Material for this task —
* * * * *

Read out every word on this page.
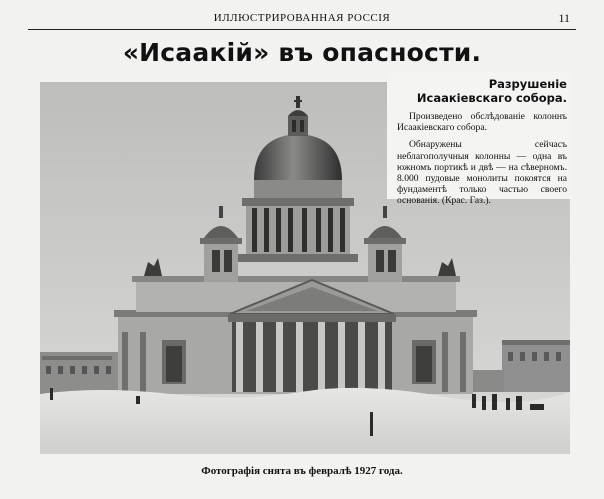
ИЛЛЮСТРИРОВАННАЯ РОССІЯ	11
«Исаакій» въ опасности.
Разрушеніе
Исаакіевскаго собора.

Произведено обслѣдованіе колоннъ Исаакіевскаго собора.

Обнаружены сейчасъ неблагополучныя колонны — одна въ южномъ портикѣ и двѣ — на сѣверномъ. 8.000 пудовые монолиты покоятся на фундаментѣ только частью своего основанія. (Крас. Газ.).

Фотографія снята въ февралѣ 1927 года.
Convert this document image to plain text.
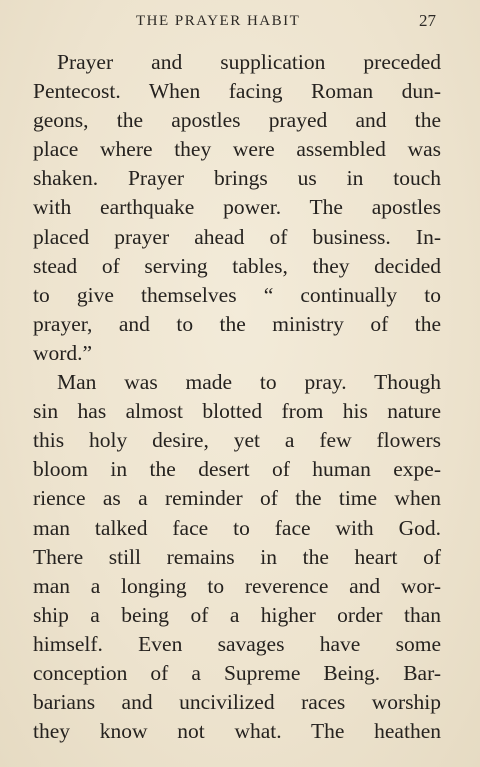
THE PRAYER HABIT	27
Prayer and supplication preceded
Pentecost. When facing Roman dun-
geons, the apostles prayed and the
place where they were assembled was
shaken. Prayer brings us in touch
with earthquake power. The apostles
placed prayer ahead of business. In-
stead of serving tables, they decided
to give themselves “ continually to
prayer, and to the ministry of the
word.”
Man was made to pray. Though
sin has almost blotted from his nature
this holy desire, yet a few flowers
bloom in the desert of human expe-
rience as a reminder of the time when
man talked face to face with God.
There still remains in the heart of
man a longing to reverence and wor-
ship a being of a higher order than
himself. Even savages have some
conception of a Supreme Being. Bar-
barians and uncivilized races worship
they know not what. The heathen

* * * * *

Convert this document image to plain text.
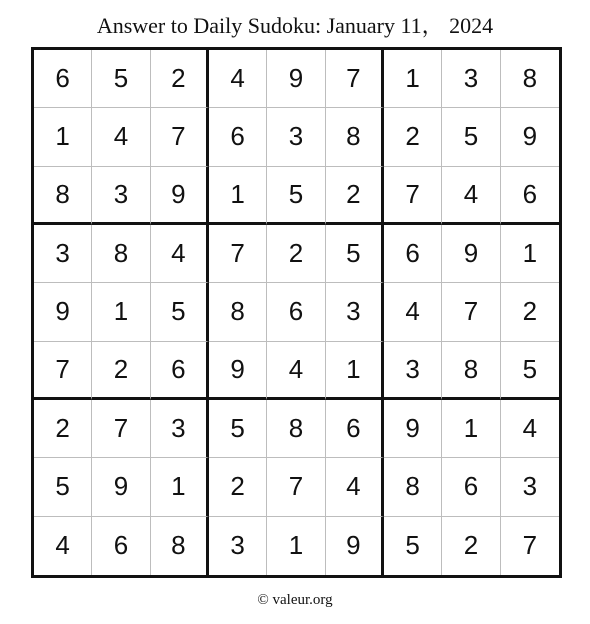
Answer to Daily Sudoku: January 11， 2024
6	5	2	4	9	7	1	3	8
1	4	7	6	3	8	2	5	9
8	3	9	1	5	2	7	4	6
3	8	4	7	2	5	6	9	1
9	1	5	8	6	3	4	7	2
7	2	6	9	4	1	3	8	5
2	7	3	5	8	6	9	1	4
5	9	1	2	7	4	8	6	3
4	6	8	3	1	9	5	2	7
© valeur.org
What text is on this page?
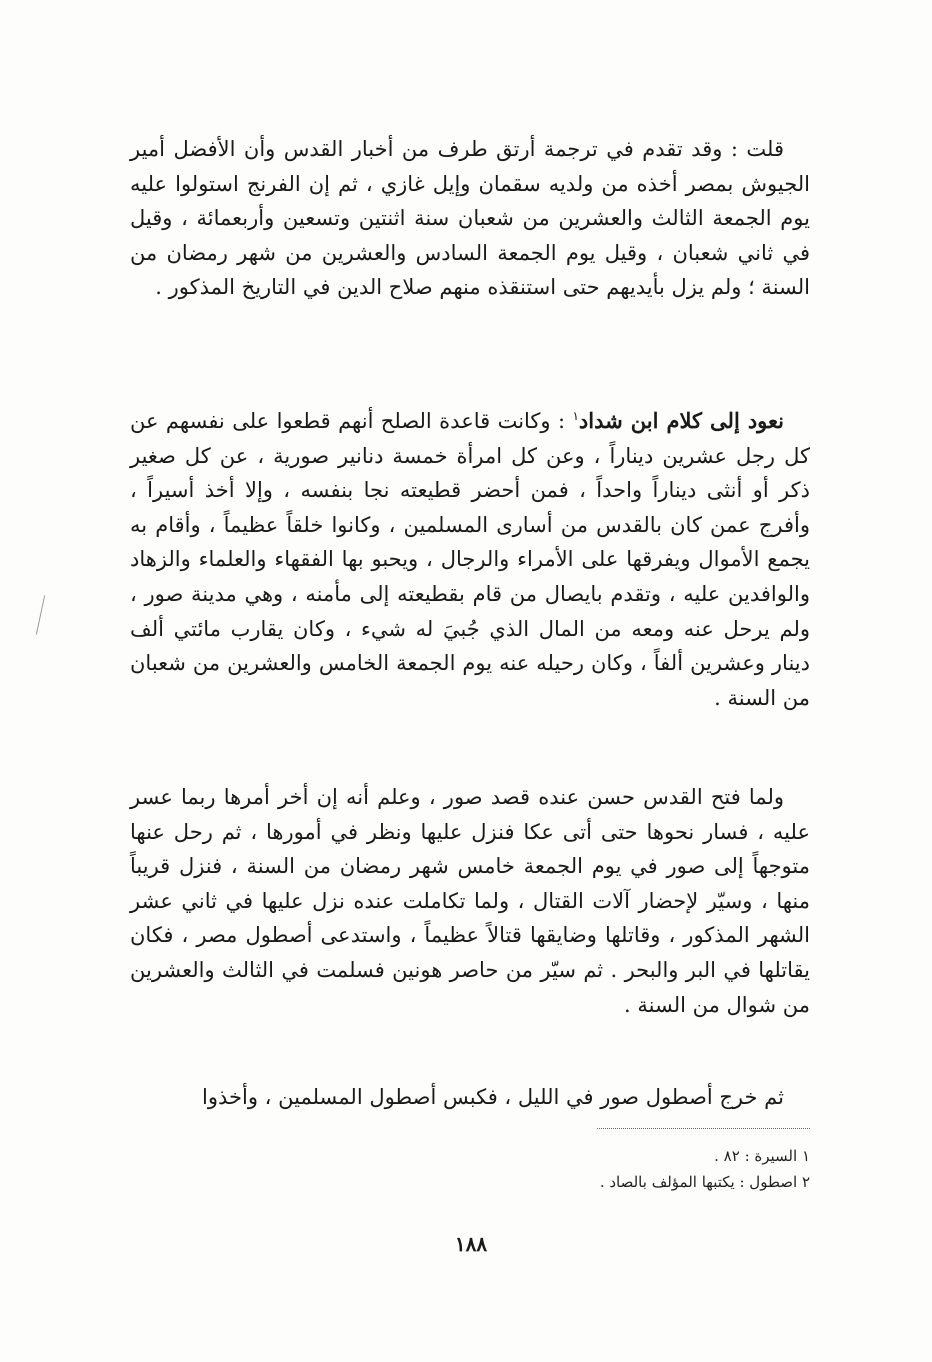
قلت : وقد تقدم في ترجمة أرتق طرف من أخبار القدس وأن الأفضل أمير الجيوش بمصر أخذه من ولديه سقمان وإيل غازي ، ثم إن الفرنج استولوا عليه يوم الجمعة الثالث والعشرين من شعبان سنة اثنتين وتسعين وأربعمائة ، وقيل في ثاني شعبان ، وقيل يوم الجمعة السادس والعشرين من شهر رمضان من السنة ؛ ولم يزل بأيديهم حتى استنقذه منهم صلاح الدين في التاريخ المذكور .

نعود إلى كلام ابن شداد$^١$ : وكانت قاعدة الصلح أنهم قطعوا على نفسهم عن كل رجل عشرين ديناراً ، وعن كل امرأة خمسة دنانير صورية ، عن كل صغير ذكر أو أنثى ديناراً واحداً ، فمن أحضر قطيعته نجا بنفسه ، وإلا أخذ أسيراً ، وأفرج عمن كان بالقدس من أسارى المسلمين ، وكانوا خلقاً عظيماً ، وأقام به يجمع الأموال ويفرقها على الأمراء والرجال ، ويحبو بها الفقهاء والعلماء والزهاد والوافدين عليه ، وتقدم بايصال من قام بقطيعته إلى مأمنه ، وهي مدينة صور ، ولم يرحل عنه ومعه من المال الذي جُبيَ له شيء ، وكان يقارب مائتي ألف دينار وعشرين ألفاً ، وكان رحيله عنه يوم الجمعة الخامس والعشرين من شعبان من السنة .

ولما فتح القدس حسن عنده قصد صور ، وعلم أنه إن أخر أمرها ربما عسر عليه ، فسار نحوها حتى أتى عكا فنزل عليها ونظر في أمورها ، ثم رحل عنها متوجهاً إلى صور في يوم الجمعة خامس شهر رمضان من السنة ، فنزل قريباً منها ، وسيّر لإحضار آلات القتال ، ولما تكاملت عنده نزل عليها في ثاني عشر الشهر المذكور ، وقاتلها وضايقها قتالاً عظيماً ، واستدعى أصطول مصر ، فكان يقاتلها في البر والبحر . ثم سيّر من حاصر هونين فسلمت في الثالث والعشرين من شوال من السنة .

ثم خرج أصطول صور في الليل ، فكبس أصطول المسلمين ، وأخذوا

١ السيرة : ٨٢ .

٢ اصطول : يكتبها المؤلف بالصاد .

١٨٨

* * * * *

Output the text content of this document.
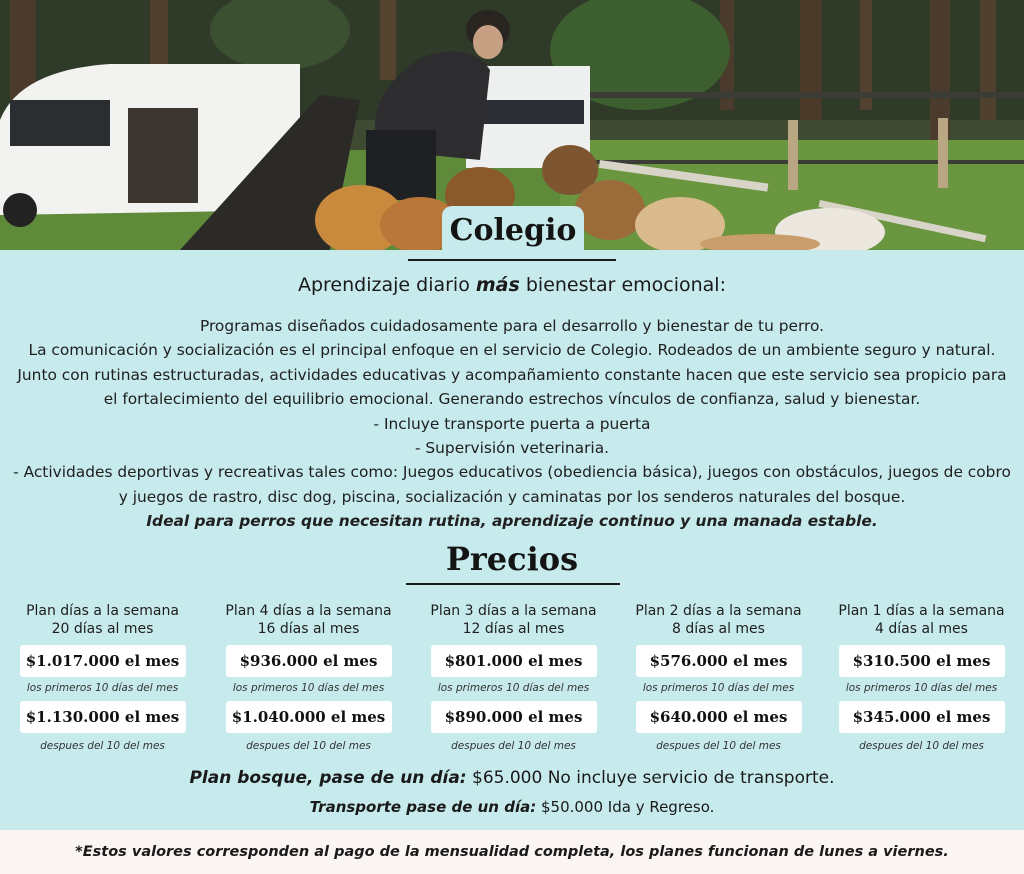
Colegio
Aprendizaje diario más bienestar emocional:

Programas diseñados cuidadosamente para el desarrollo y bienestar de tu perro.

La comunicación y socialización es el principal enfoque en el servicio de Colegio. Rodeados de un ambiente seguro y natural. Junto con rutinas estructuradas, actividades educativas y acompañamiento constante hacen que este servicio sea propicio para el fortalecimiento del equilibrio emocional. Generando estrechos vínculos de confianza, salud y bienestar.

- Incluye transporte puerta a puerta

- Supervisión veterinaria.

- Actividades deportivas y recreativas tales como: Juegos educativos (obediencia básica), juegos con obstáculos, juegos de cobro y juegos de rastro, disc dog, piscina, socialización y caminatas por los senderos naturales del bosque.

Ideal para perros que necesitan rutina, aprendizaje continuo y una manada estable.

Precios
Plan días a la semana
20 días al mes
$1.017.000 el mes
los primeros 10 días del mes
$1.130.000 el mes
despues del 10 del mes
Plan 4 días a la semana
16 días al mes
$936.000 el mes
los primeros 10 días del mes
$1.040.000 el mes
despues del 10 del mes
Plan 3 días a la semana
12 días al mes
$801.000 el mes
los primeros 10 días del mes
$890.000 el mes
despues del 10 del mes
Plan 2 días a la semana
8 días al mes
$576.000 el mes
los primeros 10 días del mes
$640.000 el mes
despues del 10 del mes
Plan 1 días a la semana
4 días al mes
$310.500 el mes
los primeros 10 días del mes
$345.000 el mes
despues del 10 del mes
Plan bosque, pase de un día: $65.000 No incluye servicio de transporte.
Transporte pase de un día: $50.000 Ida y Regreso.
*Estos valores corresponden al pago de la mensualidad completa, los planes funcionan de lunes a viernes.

* * * * *

What to do — Of the lines above, copy each that contains "page".

Worked solution —
Read out every word on this page.
What text is on this page?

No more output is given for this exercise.